[start of The data]
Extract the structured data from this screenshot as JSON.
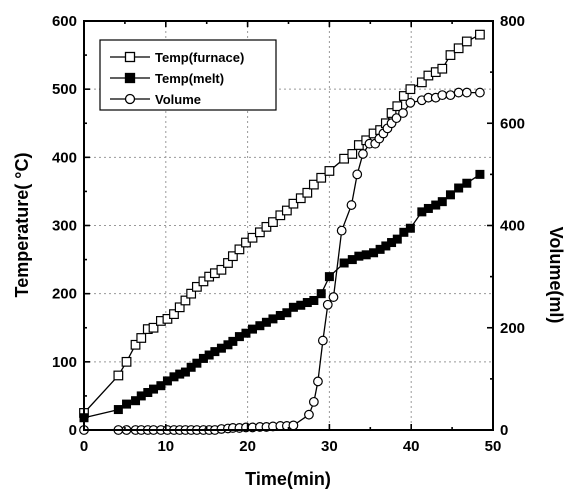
{
  "chart_data": {
    "type": "line",
    "xlabel": "Time(min)",
    "ylabel": "Temperature(  °C)",
    "y2label": "Volume(ml)",
    "xlim": [
      0,
      50
    ],
    "ylim": [
      0,
      600
    ],
    "y2lim": [
      0,
      800
    ],
    "xticks": [
      0,
      10,
      20,
      30,
      40,
      50
    ],
    "yticks": [
      0,
      100,
      200,
      300,
      400,
      500,
      600
    ],
    "y2ticks": [
      0,
      200,
      400,
      600,
      800
    ],
    "grid": true,
    "legend_position": "top-left",
    "series": [
      {
        "name": "Temp(furnace)",
        "axis": "left",
        "marker": "open-square",
        "x": [
          0,
          4.2,
          5.2,
          6.3,
          7,
          7.8,
          8.5,
          9.4,
          10.2,
          11,
          11.7,
          12.4,
          13.1,
          13.8,
          14.6,
          15.3,
          16,
          16.8,
          17.6,
          18.2,
          19,
          19.8,
          20.6,
          21.5,
          22.3,
          23.1,
          24,
          24.8,
          25.6,
          26.5,
          27.3,
          28.1,
          29,
          30,
          31.8,
          32.8,
          33.6,
          34.5,
          35.4,
          36.2,
          36.9,
          37.6,
          38.3,
          39.1,
          39.9,
          41.3,
          42.1,
          43,
          43.8,
          44.8,
          45.8,
          46.8,
          48.4
        ],
        "y": [
          25,
          80,
          100,
          125,
          135,
          148,
          150,
          160,
          163,
          170,
          180,
          190,
          200,
          210,
          218,
          225,
          230,
          235,
          245,
          255,
          265,
          275,
          282,
          290,
          298,
          305,
          315,
          322,
          332,
          340,
          348,
          360,
          370,
          380,
          398,
          405,
          418,
          425,
          435,
          440,
          450,
          465,
          475,
          490,
          500,
          510,
          520,
          525,
          530,
          550,
          560,
          570,
          580
        ]
      },
      {
        "name": "Temp(melt)",
        "axis": "left",
        "marker": "filled-square",
        "x": [
          0,
          4.2,
          5.2,
          6.3,
          7,
          7.8,
          8.5,
          9.4,
          10.2,
          11,
          11.7,
          12.4,
          13.1,
          13.8,
          14.6,
          15.3,
          16,
          16.8,
          17.6,
          18.2,
          19,
          19.8,
          20.6,
          21.5,
          22.3,
          23.1,
          24,
          24.8,
          25.6,
          26.5,
          27.3,
          28.1,
          29,
          30,
          31.8,
          32.8,
          33.6,
          34.5,
          35.4,
          36.2,
          36.9,
          37.6,
          38.3,
          39.1,
          39.9,
          41.3,
          42.1,
          43,
          43.8,
          44.8,
          45.8,
          46.8,
          48.4
        ],
        "y": [
          18,
          30,
          38,
          43,
          50,
          55,
          60,
          65,
          72,
          78,
          82,
          85,
          92,
          98,
          105,
          110,
          115,
          120,
          125,
          130,
          137,
          142,
          148,
          153,
          158,
          163,
          168,
          172,
          180,
          183,
          187,
          190,
          200,
          225,
          245,
          250,
          255,
          257,
          260,
          265,
          270,
          275,
          280,
          290,
          296,
          320,
          325,
          330,
          335,
          345,
          355,
          362,
          375
        ]
      },
      {
        "name": "Volume",
        "axis": "right",
        "marker": "open-circle",
        "x": [
          0,
          4.2,
          5.2,
          6.3,
          7,
          7.8,
          8.5,
          9.4,
          10.2,
          11,
          11.7,
          12.4,
          13.1,
          13.8,
          14.6,
          15.3,
          16,
          16.8,
          17.6,
          18.2,
          19,
          19.8,
          20.6,
          21.5,
          22.3,
          23.1,
          24,
          24.8,
          25.6,
          27.5,
          28.1,
          28.6,
          29.2,
          29.8,
          30.5,
          31.5,
          32.7,
          33.4,
          34.1,
          34.9,
          35.6,
          36.1,
          36.6,
          37.1,
          37.6,
          38.2,
          39,
          39.9,
          41.3,
          42.1,
          43,
          43.8,
          44.8,
          45.8,
          46.8,
          48.4
        ],
        "y": [
          0,
          0,
          0,
          0,
          0,
          0,
          0,
          0,
          0,
          0,
          0,
          0,
          0,
          0,
          0,
          0,
          0,
          2,
          3,
          4,
          4,
          5,
          5,
          6,
          6,
          7,
          8,
          8,
          9,
          30,
          55,
          95,
          175,
          245,
          260,
          390,
          440,
          500,
          540,
          560,
          560,
          570,
          580,
          590,
          600,
          610,
          620,
          640,
          645,
          650,
          650,
          655,
          655,
          660,
          660,
          660
        ]
      }
    ]
  }
}
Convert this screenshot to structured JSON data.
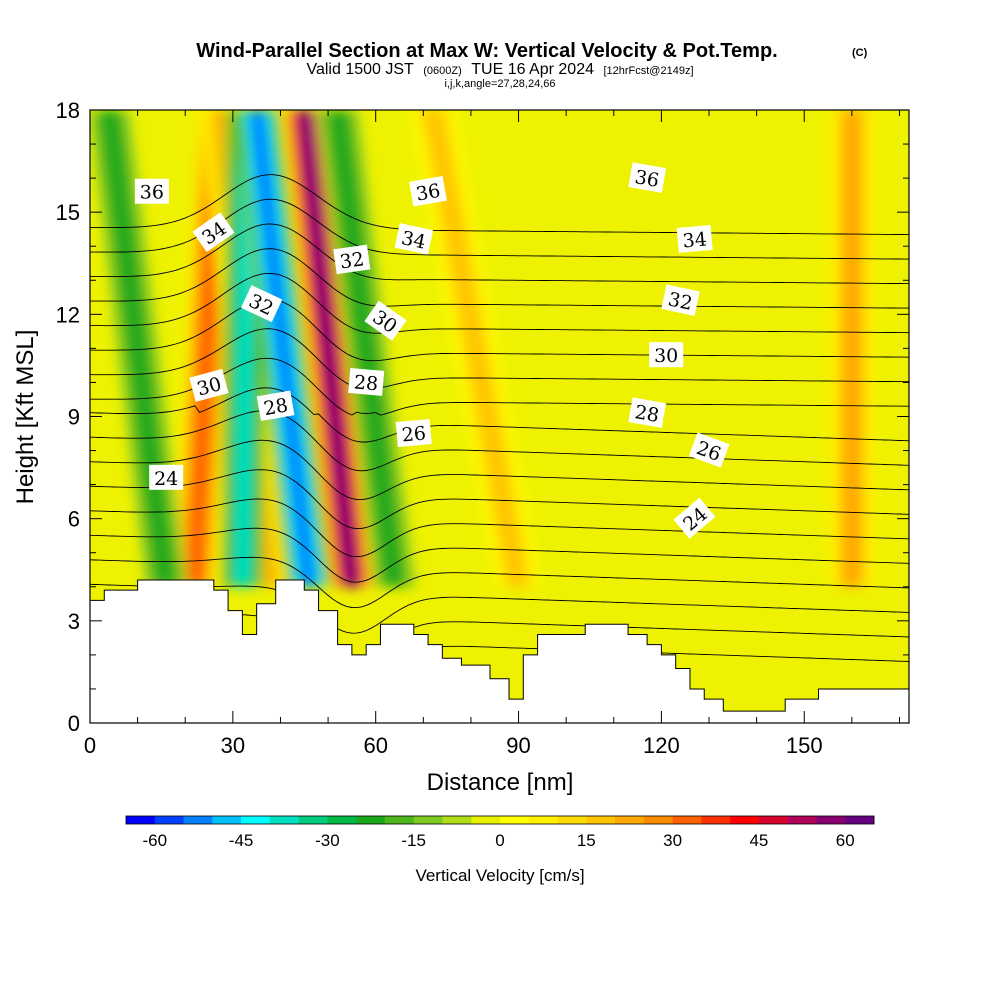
{
  "chart_data": {
    "type": "heatmap",
    "title": "Wind-Parallel Section at Max W: Vertical Velocity & Pot.Temp.",
    "title_mark": "(C)",
    "subtitle_main": "Valid 1500 JST",
    "subtitle_utc": "(0600Z)",
    "subtitle_date": "TUE 16 Apr 2024",
    "subtitle_fcst": "[12hrFcst@2149z]",
    "subtitle2": "i,j,k,angle=27,28,24,66",
    "xlabel": "Distance [nm]",
    "ylabel": "Height [Kft MSL]",
    "xlim": [
      0,
      172
    ],
    "ylim": [
      0,
      18
    ],
    "x_ticks": [
      "0",
      "30",
      "60",
      "90",
      "120",
      "150"
    ],
    "y_ticks": [
      "0",
      "3",
      "6",
      "9",
      "12",
      "15",
      "18"
    ],
    "colorbar": {
      "label": "Vertical Velocity [cm/s]",
      "range": [
        -65,
        65
      ],
      "tick_labels": [
        "-60",
        "-45",
        "-30",
        "-15",
        "0",
        "15",
        "30",
        "45",
        "60"
      ],
      "colors": [
        "#0000ff",
        "#0040ff",
        "#0080ff",
        "#00c0ff",
        "#00ffff",
        "#00e0c0",
        "#00cc80",
        "#00b844",
        "#1ca81c",
        "#4cb61c",
        "#7ec822",
        "#b0dc1a",
        "#e6f000",
        "#ffff00",
        "#fff000",
        "#ffdc00",
        "#ffc400",
        "#ffa800",
        "#ff8c00",
        "#ff6000",
        "#ff3000",
        "#ff0000",
        "#d8002c",
        "#b0005a",
        "#880070",
        "#660080"
      ]
    },
    "updraft_bands": [
      {
        "name": "",
        "x_bottom": 22,
        "x_top": 27,
        "peak_cm_s": 30
      },
      {
        "name": "",
        "x_bottom": 37,
        "x_top": 28,
        "peak_cm_s": 20
      },
      {
        "name": "",
        "x_bottom": 55,
        "x_top": 45,
        "peak_cm_s": 55
      },
      {
        "name": "",
        "x_bottom": 90,
        "x_top": 72,
        "peak_cm_s": 15
      },
      {
        "name": "",
        "x_bottom": 160,
        "x_top": 160,
        "peak_cm_s": 20
      }
    ],
    "downdraft_bands": [
      {
        "x_bottom": 32,
        "x_top": 33,
        "peak_cm_s": -40
      },
      {
        "x_bottom": 46,
        "x_top": 35,
        "peak_cm_s": -55
      },
      {
        "x_bottom": 16,
        "x_top": 4,
        "peak_cm_s": -25
      },
      {
        "x_bottom": 64,
        "x_top": 52,
        "peak_cm_s": -25
      }
    ],
    "contour_interval_k": 1,
    "contour_labels": [
      {
        "text": "36",
        "x": 13,
        "y": 15.6,
        "angle": 0
      },
      {
        "text": "36",
        "x": 71,
        "y": 15.6,
        "angle": -10
      },
      {
        "text": "36",
        "x": 117,
        "y": 16.0,
        "angle": 10
      },
      {
        "text": "34",
        "x": 26,
        "y": 14.4,
        "angle": -35
      },
      {
        "text": "34",
        "x": 68,
        "y": 14.2,
        "angle": 12
      },
      {
        "text": "34",
        "x": 127,
        "y": 14.2,
        "angle": -5
      },
      {
        "text": "32",
        "x": 36,
        "y": 12.3,
        "angle": 25
      },
      {
        "text": "32",
        "x": 55,
        "y": 13.6,
        "angle": -8
      },
      {
        "text": "32",
        "x": 124,
        "y": 12.4,
        "angle": 12
      },
      {
        "text": "30",
        "x": 25,
        "y": 9.9,
        "angle": -15
      },
      {
        "text": "30",
        "x": 62,
        "y": 11.8,
        "angle": 35
      },
      {
        "text": "30",
        "x": 121,
        "y": 10.8,
        "angle": 0
      },
      {
        "text": "28",
        "x": 39,
        "y": 9.3,
        "angle": -10
      },
      {
        "text": "28",
        "x": 58,
        "y": 10.0,
        "angle": 5
      },
      {
        "text": "28",
        "x": 117,
        "y": 9.1,
        "angle": 10
      },
      {
        "text": "26",
        "x": 68,
        "y": 8.5,
        "angle": -5
      },
      {
        "text": "26",
        "x": 130,
        "y": 8.0,
        "angle": 20
      },
      {
        "text": "24",
        "x": 16,
        "y": 7.2,
        "angle": 0
      },
      {
        "text": "24",
        "x": 127,
        "y": 6.0,
        "angle": -40
      }
    ],
    "terrain_kft": [
      [
        0,
        3.6
      ],
      [
        3,
        3.6
      ],
      [
        3,
        3.9
      ],
      [
        10,
        3.9
      ],
      [
        10,
        4.2
      ],
      [
        26,
        4.2
      ],
      [
        26,
        3.9
      ],
      [
        29,
        3.9
      ],
      [
        29,
        3.3
      ],
      [
        32,
        3.3
      ],
      [
        32,
        2.6
      ],
      [
        35,
        2.6
      ],
      [
        35,
        3.5
      ],
      [
        39,
        3.5
      ],
      [
        39,
        4.2
      ],
      [
        45,
        4.2
      ],
      [
        45,
        3.9
      ],
      [
        48,
        3.9
      ],
      [
        48,
        3.3
      ],
      [
        52,
        3.3
      ],
      [
        52,
        2.3
      ],
      [
        55,
        2.3
      ],
      [
        55,
        2.0
      ],
      [
        58,
        2.0
      ],
      [
        58,
        2.3
      ],
      [
        61,
        2.3
      ],
      [
        61,
        2.9
      ],
      [
        68,
        2.9
      ],
      [
        68,
        2.6
      ],
      [
        71,
        2.6
      ],
      [
        71,
        2.3
      ],
      [
        74,
        2.3
      ],
      [
        74,
        1.9
      ],
      [
        78,
        1.9
      ],
      [
        78,
        1.7
      ],
      [
        84,
        1.7
      ],
      [
        84,
        1.3
      ],
      [
        88,
        1.3
      ],
      [
        88,
        0.7
      ],
      [
        91,
        0.7
      ],
      [
        91,
        2.0
      ],
      [
        94,
        2.0
      ],
      [
        94,
        2.6
      ],
      [
        104,
        2.6
      ],
      [
        104,
        2.9
      ],
      [
        113,
        2.9
      ],
      [
        113,
        2.6
      ],
      [
        117,
        2.6
      ],
      [
        117,
        2.3
      ],
      [
        120,
        2.3
      ],
      [
        120,
        2.0
      ],
      [
        123,
        2.0
      ],
      [
        123,
        1.6
      ],
      [
        126,
        1.6
      ],
      [
        126,
        1.0
      ],
      [
        129,
        1.0
      ],
      [
        129,
        0.7
      ],
      [
        133,
        0.7
      ],
      [
        133,
        0.35
      ],
      [
        146,
        0.35
      ],
      [
        146,
        0.7
      ],
      [
        153,
        0.7
      ],
      [
        153,
        1.0
      ],
      [
        172,
        1.0
      ]
    ],
    "grid": false
  }
}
[end of The data]
→ **Your goal**: Look over the records above and copy each line that includes the string "square".

→ **Task output**:
        "marker": "open-square",
        "marker": "filled-square",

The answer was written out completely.